+++ DATA SHOWN

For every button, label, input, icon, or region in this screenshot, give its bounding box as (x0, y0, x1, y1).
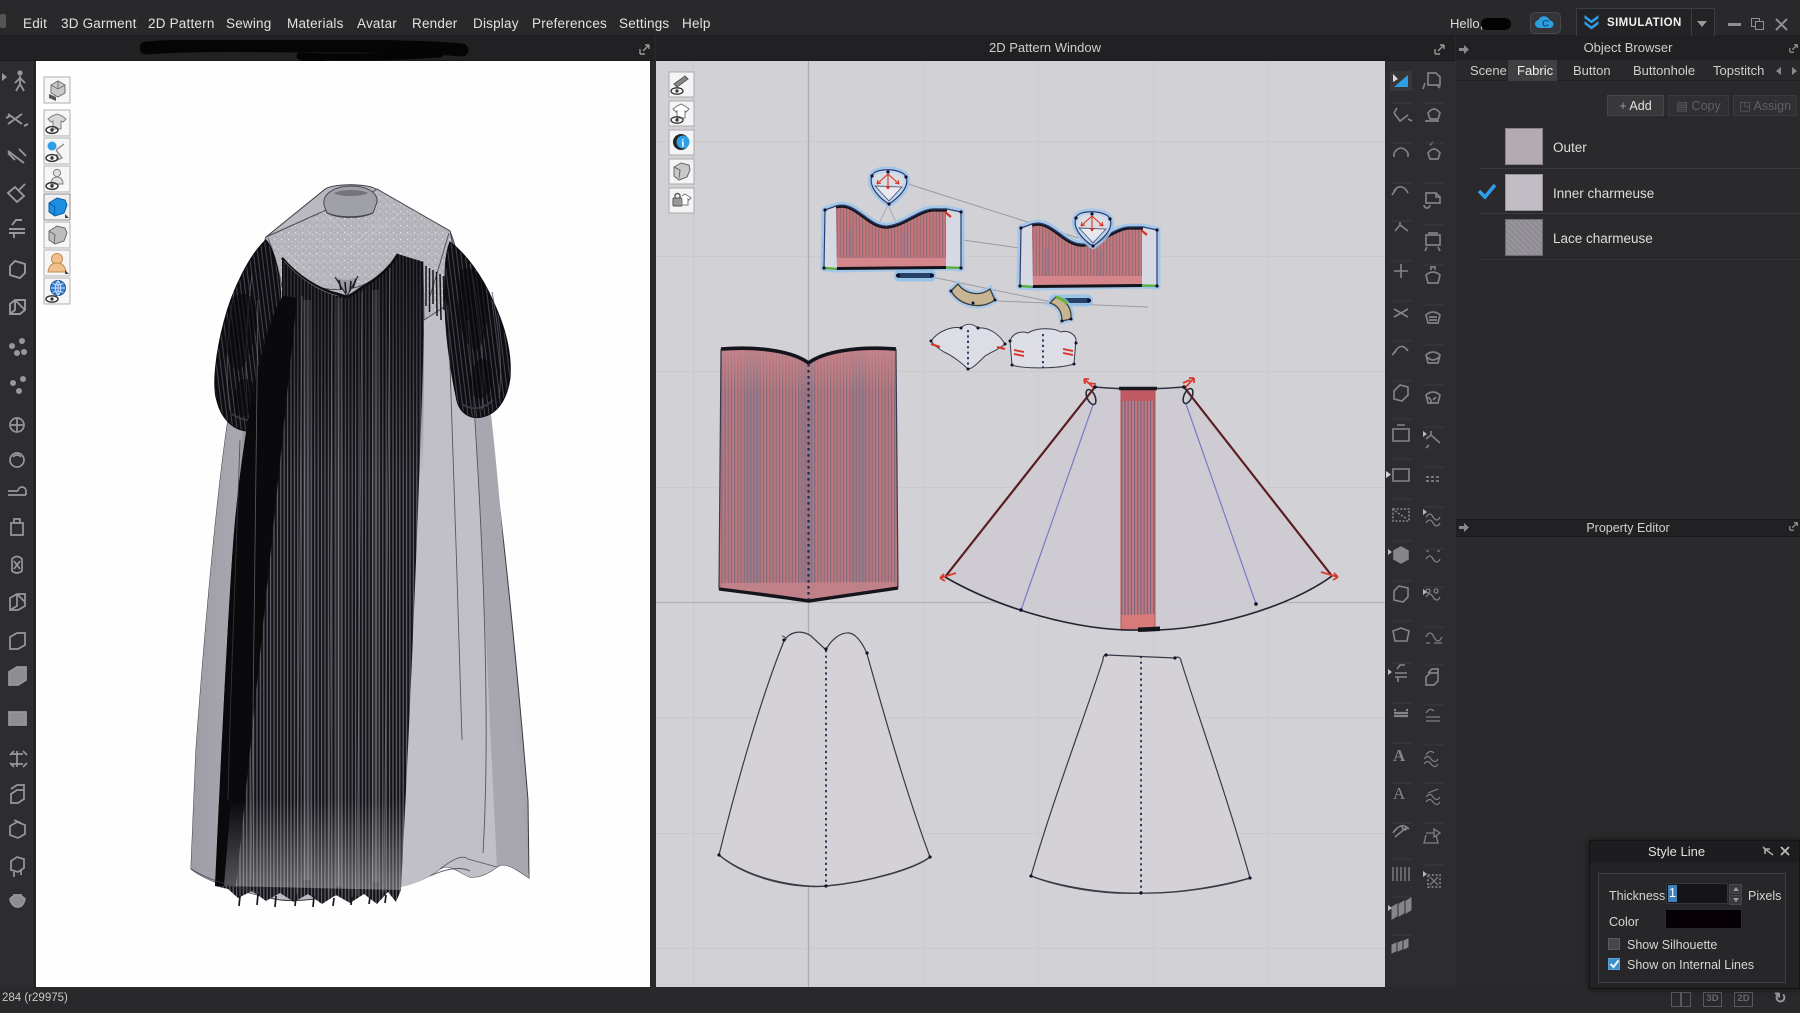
svg-text:i: i (681, 138, 684, 150)
svg-text:A: A (1393, 784, 1406, 803)
svg-text:A: A (1393, 746, 1406, 765)
svg-text:C: C (1542, 19, 1549, 30)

++++++

» **WORK TO DO**
Reproduce each of the records above word for word, leaving out the pictures.

» **THE ANSWER**
For every button, label, input, icon, or region in this screenshot, give its bounding box as (x0, y0, x1, y1).
svg-text:i: i (681, 138, 684, 150)
svg-text:A: A (1393, 784, 1406, 803)
svg-text:A: A (1393, 746, 1406, 765)
svg-text:C: C (1542, 19, 1549, 30)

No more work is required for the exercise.